* **Available records**
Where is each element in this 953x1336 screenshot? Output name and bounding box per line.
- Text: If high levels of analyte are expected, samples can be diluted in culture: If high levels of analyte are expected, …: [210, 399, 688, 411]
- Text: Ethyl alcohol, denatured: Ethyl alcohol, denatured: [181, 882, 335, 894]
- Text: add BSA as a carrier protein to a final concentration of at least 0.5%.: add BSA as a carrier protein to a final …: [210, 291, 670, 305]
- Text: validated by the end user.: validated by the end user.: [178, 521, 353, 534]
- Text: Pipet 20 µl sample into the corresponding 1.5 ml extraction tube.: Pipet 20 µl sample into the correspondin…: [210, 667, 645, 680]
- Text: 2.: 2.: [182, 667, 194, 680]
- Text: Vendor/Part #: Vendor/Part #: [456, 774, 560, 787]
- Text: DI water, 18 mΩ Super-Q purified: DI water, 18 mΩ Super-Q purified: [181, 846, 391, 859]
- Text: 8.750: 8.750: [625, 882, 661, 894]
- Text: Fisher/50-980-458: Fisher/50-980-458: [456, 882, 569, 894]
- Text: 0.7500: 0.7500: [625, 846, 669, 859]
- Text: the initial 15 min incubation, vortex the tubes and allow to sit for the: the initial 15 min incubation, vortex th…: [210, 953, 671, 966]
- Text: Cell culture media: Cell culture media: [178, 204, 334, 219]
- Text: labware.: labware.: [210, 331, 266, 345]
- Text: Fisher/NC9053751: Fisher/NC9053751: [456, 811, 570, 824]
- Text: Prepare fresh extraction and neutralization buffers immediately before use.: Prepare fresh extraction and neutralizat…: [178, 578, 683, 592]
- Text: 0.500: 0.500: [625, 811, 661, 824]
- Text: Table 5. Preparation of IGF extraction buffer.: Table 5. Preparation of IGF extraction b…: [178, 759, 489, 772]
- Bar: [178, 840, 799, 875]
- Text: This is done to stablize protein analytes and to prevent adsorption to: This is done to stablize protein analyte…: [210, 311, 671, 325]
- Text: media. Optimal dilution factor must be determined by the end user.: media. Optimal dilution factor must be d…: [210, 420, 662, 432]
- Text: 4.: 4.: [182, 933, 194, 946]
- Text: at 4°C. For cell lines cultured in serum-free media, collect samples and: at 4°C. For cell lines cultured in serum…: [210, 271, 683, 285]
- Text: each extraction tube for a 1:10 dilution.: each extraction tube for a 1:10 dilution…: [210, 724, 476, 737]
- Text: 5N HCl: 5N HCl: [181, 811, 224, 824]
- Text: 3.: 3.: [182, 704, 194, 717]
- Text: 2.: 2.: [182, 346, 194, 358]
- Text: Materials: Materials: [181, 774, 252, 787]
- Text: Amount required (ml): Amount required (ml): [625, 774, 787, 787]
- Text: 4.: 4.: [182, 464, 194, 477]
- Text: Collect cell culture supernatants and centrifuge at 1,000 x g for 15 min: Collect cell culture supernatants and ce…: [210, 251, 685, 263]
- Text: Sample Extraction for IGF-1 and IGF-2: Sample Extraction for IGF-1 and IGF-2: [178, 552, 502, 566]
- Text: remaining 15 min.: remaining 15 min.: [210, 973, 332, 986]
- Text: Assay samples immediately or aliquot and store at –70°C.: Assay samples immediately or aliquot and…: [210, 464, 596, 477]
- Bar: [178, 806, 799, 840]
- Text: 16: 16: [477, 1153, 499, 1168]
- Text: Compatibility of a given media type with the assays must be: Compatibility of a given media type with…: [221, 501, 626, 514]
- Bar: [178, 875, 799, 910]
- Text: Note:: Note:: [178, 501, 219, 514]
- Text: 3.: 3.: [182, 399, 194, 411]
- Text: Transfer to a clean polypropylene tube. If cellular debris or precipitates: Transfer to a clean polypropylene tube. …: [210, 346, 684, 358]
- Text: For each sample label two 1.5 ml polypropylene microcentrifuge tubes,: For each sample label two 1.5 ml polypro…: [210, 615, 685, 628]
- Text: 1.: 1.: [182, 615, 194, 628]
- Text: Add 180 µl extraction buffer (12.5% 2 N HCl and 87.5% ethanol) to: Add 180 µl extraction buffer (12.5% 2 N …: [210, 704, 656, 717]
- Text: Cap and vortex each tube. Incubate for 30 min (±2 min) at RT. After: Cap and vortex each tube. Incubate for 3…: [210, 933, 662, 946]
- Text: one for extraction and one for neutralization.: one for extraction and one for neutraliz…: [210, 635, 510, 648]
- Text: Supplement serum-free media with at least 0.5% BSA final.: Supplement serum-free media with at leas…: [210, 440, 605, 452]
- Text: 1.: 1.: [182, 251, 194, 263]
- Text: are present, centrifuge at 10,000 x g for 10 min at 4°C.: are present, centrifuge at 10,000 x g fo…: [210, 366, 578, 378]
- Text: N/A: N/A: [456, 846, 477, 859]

* **Instructions for the task**
The expected answer is a copy of each line in the listing above that contains "final".

* **Completed task**
- Text: add BSA as a carrier protein to a final concentration of at least 0.5%.: add BSA as a carrier protein to a final …: [210, 291, 670, 305]
- Text: Supplement serum-free media with at least 0.5% BSA final.: Supplement serum-free media with at leas…: [210, 440, 605, 452]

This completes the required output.